**Material shown:**
-- START --

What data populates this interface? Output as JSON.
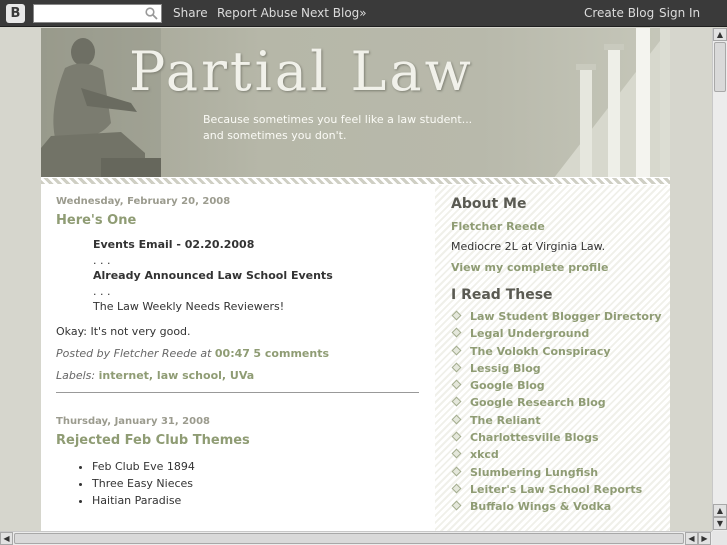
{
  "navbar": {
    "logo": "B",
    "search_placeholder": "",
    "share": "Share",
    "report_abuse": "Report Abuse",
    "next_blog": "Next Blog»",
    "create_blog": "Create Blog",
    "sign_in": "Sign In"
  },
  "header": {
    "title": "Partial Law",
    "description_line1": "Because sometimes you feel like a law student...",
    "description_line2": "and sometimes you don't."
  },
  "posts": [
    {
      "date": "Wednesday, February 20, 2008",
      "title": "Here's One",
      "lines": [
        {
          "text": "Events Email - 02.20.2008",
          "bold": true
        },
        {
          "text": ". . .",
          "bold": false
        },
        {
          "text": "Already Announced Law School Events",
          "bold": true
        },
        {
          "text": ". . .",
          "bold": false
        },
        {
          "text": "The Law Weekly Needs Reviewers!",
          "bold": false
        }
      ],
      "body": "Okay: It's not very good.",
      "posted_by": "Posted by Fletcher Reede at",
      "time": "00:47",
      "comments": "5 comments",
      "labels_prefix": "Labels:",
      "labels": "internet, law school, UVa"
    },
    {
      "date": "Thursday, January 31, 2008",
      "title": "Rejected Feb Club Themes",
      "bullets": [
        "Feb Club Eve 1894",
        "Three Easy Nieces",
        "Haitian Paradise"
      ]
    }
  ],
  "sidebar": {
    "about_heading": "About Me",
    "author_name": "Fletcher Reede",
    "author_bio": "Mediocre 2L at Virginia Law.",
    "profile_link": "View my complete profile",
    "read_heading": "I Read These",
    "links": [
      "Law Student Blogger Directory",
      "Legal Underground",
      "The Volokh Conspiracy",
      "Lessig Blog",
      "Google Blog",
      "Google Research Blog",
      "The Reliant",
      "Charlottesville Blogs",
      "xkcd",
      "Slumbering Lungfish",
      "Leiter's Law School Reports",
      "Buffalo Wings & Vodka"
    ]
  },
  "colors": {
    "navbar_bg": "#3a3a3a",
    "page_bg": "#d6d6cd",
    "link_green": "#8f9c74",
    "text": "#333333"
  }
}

-- END --
-- START --

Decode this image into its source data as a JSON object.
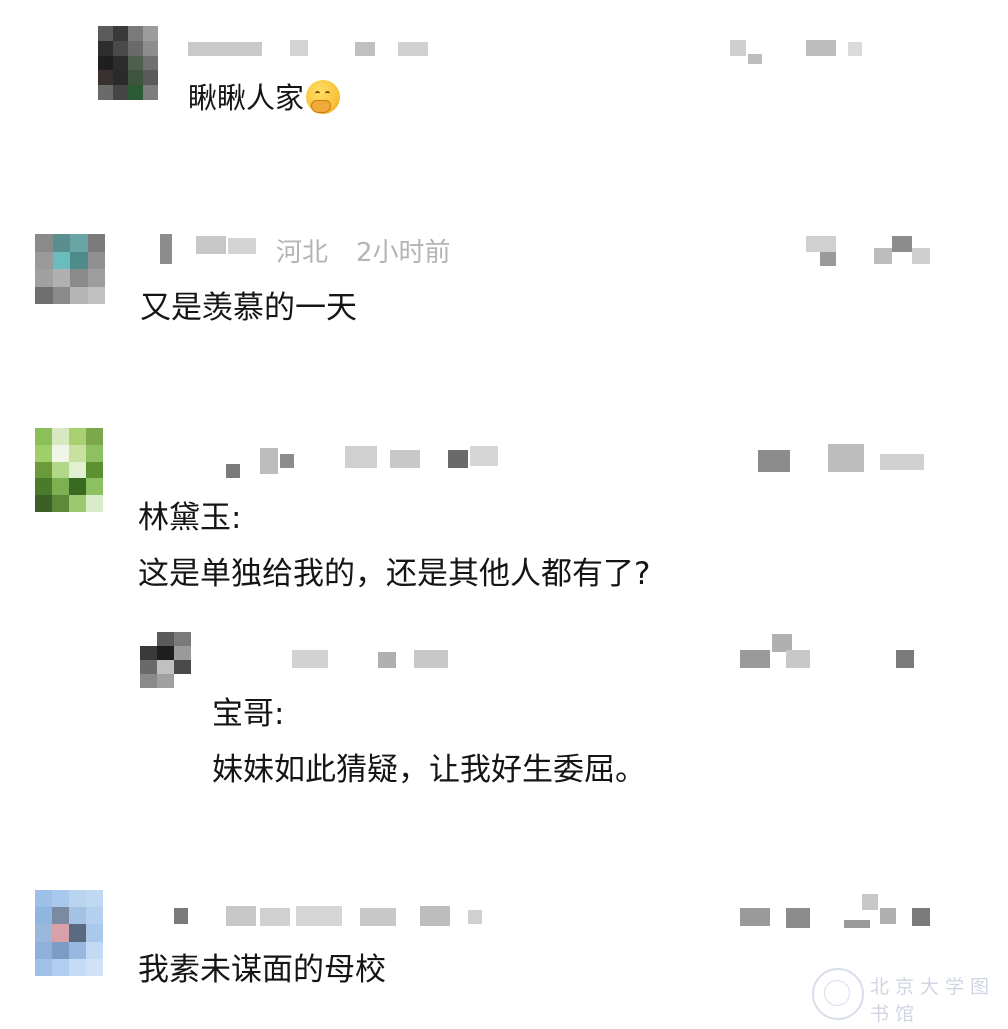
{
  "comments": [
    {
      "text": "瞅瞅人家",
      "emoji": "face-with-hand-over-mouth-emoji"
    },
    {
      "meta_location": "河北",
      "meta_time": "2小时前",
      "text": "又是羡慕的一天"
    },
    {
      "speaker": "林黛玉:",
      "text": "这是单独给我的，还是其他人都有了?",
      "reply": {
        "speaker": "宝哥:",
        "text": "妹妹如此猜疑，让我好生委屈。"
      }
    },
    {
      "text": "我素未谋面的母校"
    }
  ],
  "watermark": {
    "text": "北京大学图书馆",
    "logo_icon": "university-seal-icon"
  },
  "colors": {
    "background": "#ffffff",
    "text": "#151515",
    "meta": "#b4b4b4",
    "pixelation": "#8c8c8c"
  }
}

-- END --

**Directive:**
Scan the material above. Copy each line that holds the word "Fletcher".

**Task output:**
      "posted_by": "Posted by Fletcher Reede at",
    "author_name": "Fletcher Reede",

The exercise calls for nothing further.